> _Objective_
The listing below must be repeated word for word, with its images excluded.

> _Input for this task_
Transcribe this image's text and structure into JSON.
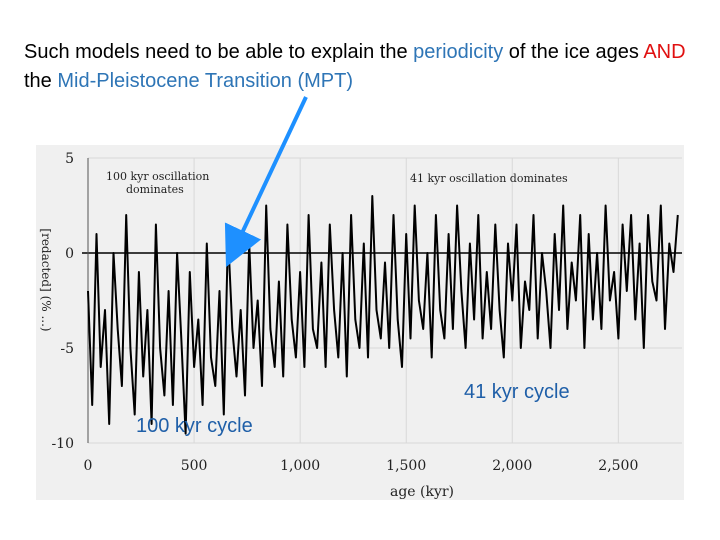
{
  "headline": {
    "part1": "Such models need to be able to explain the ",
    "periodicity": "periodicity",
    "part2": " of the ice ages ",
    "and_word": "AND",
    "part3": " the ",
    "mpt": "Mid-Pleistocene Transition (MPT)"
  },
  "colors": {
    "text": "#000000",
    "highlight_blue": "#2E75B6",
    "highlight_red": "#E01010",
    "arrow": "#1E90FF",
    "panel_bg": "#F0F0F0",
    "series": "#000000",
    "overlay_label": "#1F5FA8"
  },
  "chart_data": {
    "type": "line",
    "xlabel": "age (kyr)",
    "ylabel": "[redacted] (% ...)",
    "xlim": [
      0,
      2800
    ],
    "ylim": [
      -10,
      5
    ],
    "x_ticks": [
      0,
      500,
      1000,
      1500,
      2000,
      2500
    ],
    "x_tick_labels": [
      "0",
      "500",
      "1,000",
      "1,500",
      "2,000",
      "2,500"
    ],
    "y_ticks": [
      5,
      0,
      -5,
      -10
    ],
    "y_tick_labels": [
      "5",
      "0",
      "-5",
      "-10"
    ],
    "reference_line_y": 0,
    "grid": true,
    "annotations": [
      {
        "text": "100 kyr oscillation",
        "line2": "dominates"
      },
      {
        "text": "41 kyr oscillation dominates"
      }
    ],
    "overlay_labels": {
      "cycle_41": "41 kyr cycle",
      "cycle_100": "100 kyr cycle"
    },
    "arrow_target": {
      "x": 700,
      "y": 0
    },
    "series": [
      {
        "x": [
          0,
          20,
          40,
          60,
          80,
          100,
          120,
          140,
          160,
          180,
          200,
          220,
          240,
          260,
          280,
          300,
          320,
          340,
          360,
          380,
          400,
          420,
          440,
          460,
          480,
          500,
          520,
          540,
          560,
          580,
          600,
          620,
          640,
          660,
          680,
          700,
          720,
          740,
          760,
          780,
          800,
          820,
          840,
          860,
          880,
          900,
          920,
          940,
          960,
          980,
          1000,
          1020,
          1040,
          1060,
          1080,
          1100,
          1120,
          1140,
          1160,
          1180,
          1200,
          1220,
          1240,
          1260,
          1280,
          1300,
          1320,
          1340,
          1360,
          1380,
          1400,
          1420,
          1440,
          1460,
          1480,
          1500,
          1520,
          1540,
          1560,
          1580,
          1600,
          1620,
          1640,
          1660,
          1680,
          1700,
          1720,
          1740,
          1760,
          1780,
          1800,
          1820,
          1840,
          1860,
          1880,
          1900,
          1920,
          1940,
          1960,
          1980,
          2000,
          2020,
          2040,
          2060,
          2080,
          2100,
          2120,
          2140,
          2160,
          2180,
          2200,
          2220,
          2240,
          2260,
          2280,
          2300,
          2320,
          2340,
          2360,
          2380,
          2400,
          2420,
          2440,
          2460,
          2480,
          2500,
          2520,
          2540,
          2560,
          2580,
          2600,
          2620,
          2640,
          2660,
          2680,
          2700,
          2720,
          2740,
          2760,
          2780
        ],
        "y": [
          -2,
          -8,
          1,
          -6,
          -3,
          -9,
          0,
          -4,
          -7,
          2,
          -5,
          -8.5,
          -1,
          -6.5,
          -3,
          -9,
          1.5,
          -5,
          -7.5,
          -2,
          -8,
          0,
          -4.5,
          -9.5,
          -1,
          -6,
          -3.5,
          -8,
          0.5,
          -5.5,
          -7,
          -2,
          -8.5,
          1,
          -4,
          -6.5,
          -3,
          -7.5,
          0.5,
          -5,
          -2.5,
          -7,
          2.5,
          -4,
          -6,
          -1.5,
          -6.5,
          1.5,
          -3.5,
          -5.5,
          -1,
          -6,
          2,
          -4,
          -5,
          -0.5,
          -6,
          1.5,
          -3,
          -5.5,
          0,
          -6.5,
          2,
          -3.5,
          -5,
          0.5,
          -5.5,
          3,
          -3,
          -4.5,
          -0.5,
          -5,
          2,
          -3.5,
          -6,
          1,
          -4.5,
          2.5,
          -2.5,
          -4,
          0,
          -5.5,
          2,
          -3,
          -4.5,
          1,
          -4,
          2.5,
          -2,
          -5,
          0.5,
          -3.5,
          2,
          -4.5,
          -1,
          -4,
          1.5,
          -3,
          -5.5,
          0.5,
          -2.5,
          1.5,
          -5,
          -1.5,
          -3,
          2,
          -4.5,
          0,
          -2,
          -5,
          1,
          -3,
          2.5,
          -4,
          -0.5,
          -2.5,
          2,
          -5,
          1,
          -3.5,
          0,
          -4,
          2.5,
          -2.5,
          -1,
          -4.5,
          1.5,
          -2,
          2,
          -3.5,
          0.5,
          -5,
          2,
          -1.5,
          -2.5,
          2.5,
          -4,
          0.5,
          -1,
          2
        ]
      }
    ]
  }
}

> _Output for this task_
Transcribe this image's text and structure into JSON.
{
  "headline": {
    "part1": "Such models need to be able to explain the ",
    "periodicity": "periodicity",
    "part2": " of the ice ages ",
    "and_word": "AND",
    "part3": " the ",
    "mpt": "Mid-Pleistocene Transition (MPT)"
  },
  "colors": {
    "text": "#000000",
    "highlight_blue": "#2E75B6",
    "highlight_red": "#E01010",
    "arrow": "#1E90FF",
    "panel_bg": "#F0F0F0",
    "series": "#000000",
    "overlay_label": "#1F5FA8"
  },
  "chart_data": {
    "type": "line",
    "xlabel": "age (kyr)",
    "ylabel": "[redacted] (% ...)",
    "xlim": [
      0,
      2800
    ],
    "ylim": [
      -10,
      5
    ],
    "x_ticks": [
      0,
      500,
      1000,
      1500,
      2000,
      2500
    ],
    "x_tick_labels": [
      "0",
      "500",
      "1,000",
      "1,500",
      "2,000",
      "2,500"
    ],
    "y_ticks": [
      5,
      0,
      -5,
      -10
    ],
    "y_tick_labels": [
      "5",
      "0",
      "-5",
      "-10"
    ],
    "reference_line_y": 0,
    "grid": true,
    "annotations": [
      {
        "text": "100 kyr oscillation",
        "line2": "dominates"
      },
      {
        "text": "41 kyr oscillation dominates"
      }
    ],
    "overlay_labels": {
      "cycle_41": "41 kyr cycle",
      "cycle_100": "100 kyr cycle"
    },
    "arrow_target": {
      "x": 700,
      "y": 0
    },
    "series": [
      {
        "x": [
          0,
          20,
          40,
          60,
          80,
          100,
          120,
          140,
          160,
          180,
          200,
          220,
          240,
          260,
          280,
          300,
          320,
          340,
          360,
          380,
          400,
          420,
          440,
          460,
          480,
          500,
          520,
          540,
          560,
          580,
          600,
          620,
          640,
          660,
          680,
          700,
          720,
          740,
          760,
          780,
          800,
          820,
          840,
          860,
          880,
          900,
          920,
          940,
          960,
          980,
          1000,
          1020,
          1040,
          1060,
          1080,
          1100,
          1120,
          1140,
          1160,
          1180,
          1200,
          1220,
          1240,
          1260,
          1280,
          1300,
          1320,
          1340,
          1360,
          1380,
          1400,
          1420,
          1440,
          1460,
          1480,
          1500,
          1520,
          1540,
          1560,
          1580,
          1600,
          1620,
          1640,
          1660,
          1680,
          1700,
          1720,
          1740,
          1760,
          1780,
          1800,
          1820,
          1840,
          1860,
          1880,
          1900,
          1920,
          1940,
          1960,
          1980,
          2000,
          2020,
          2040,
          2060,
          2080,
          2100,
          2120,
          2140,
          2160,
          2180,
          2200,
          2220,
          2240,
          2260,
          2280,
          2300,
          2320,
          2340,
          2360,
          2380,
          2400,
          2420,
          2440,
          2460,
          2480,
          2500,
          2520,
          2540,
          2560,
          2580,
          2600,
          2620,
          2640,
          2660,
          2680,
          2700,
          2720,
          2740,
          2760,
          2780
        ],
        "y": [
          -2,
          -8,
          1,
          -6,
          -3,
          -9,
          0,
          -4,
          -7,
          2,
          -5,
          -8.5,
          -1,
          -6.5,
          -3,
          -9,
          1.5,
          -5,
          -7.5,
          -2,
          -8,
          0,
          -4.5,
          -9.5,
          -1,
          -6,
          -3.5,
          -8,
          0.5,
          -5.5,
          -7,
          -2,
          -8.5,
          1,
          -4,
          -6.5,
          -3,
          -7.5,
          0.5,
          -5,
          -2.5,
          -7,
          2.5,
          -4,
          -6,
          -1.5,
          -6.5,
          1.5,
          -3.5,
          -5.5,
          -1,
          -6,
          2,
          -4,
          -5,
          -0.5,
          -6,
          1.5,
          -3,
          -5.5,
          0,
          -6.5,
          2,
          -3.5,
          -5,
          0.5,
          -5.5,
          3,
          -3,
          -4.5,
          -0.5,
          -5,
          2,
          -3.5,
          -6,
          1,
          -4.5,
          2.5,
          -2.5,
          -4,
          0,
          -5.5,
          2,
          -3,
          -4.5,
          1,
          -4,
          2.5,
          -2,
          -5,
          0.5,
          -3.5,
          2,
          -4.5,
          -1,
          -4,
          1.5,
          -3,
          -5.5,
          0.5,
          -2.5,
          1.5,
          -5,
          -1.5,
          -3,
          2,
          -4.5,
          0,
          -2,
          -5,
          1,
          -3,
          2.5,
          -4,
          -0.5,
          -2.5,
          2,
          -5,
          1,
          -3.5,
          0,
          -4,
          2.5,
          -2.5,
          -1,
          -4.5,
          1.5,
          -2,
          2,
          -3.5,
          0.5,
          -5,
          2,
          -1.5,
          -2.5,
          2.5,
          -4,
          0.5,
          -1,
          2
        ]
      }
    ]
  }
}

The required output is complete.